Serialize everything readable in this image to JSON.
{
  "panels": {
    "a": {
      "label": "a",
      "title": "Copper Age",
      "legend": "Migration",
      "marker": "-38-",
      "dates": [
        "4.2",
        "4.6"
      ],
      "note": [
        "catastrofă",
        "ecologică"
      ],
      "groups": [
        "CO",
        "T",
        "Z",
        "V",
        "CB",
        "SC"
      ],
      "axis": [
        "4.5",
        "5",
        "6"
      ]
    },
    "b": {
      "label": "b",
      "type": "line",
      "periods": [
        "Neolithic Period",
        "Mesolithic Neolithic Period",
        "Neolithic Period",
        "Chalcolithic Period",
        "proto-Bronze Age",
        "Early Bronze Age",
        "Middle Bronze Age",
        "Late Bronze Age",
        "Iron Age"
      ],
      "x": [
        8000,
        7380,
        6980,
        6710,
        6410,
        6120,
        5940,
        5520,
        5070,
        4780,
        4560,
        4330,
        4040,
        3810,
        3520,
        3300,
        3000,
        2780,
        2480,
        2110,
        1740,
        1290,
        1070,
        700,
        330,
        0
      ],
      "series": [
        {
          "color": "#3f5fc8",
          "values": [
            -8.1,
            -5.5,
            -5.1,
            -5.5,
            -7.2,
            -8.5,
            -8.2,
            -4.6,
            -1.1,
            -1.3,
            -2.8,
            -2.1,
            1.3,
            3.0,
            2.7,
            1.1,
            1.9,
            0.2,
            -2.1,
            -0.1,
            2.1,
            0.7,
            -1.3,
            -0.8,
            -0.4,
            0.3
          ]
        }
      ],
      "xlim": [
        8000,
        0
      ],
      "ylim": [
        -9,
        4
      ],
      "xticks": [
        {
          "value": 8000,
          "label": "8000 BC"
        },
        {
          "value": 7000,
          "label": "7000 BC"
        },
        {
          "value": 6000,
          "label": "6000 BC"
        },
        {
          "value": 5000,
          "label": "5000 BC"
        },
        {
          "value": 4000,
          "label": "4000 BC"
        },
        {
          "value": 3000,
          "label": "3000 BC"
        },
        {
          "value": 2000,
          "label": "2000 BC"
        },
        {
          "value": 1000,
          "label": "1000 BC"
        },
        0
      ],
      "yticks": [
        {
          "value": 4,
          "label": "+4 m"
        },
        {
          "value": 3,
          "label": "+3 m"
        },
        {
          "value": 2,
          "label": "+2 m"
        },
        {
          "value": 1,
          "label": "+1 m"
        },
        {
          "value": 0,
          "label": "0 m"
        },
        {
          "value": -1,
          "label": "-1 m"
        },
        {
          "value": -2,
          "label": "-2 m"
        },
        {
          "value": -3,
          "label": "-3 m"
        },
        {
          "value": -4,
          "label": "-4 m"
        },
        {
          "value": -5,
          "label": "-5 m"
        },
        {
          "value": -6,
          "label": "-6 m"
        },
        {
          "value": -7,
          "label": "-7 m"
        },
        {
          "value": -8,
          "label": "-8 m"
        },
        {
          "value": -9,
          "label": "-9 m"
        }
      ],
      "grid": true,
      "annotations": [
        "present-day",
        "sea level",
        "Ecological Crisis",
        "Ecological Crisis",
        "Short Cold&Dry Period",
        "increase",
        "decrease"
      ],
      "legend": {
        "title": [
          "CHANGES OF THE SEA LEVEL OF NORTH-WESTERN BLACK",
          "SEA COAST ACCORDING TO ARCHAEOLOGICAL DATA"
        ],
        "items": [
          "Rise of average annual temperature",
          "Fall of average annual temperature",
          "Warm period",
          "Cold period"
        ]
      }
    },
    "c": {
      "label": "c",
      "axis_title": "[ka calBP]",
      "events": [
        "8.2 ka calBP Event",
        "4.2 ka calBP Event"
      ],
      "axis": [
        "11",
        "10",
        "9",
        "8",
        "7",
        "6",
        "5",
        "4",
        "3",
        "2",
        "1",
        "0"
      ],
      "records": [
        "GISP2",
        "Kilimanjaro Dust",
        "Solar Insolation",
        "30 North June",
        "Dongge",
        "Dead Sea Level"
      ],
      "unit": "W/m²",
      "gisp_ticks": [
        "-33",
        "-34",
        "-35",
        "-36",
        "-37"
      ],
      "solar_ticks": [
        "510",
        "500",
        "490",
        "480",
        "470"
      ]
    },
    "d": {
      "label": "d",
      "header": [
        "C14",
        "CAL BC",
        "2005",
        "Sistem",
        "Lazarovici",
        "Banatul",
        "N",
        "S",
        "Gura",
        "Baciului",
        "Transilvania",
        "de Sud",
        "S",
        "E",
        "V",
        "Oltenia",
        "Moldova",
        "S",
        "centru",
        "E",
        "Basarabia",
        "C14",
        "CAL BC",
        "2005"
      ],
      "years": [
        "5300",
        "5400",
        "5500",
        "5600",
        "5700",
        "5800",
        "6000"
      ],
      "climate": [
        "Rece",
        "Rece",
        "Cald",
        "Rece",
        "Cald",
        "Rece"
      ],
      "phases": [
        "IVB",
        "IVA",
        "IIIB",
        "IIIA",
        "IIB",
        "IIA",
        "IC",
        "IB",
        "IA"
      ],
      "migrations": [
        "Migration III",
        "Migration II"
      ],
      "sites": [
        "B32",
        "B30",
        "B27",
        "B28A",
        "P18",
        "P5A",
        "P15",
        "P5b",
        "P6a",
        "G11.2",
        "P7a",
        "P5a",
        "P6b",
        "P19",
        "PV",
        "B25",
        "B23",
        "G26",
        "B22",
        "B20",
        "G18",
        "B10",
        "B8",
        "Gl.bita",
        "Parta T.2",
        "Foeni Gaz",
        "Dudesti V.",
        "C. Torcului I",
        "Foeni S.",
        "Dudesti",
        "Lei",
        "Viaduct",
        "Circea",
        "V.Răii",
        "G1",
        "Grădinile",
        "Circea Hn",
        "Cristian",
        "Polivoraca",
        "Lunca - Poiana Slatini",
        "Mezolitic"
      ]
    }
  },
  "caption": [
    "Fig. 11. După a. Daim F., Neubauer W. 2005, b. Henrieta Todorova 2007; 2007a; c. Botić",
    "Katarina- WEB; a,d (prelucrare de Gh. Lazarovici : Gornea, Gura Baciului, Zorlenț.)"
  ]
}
-*-*-
To be done. Copy out each line of the listing that holds "calBP".

Written answer.
      "axis_title": "[ka calBP]",
        "8.2 ka calBP Event",
        "4.2 ka calBP Event"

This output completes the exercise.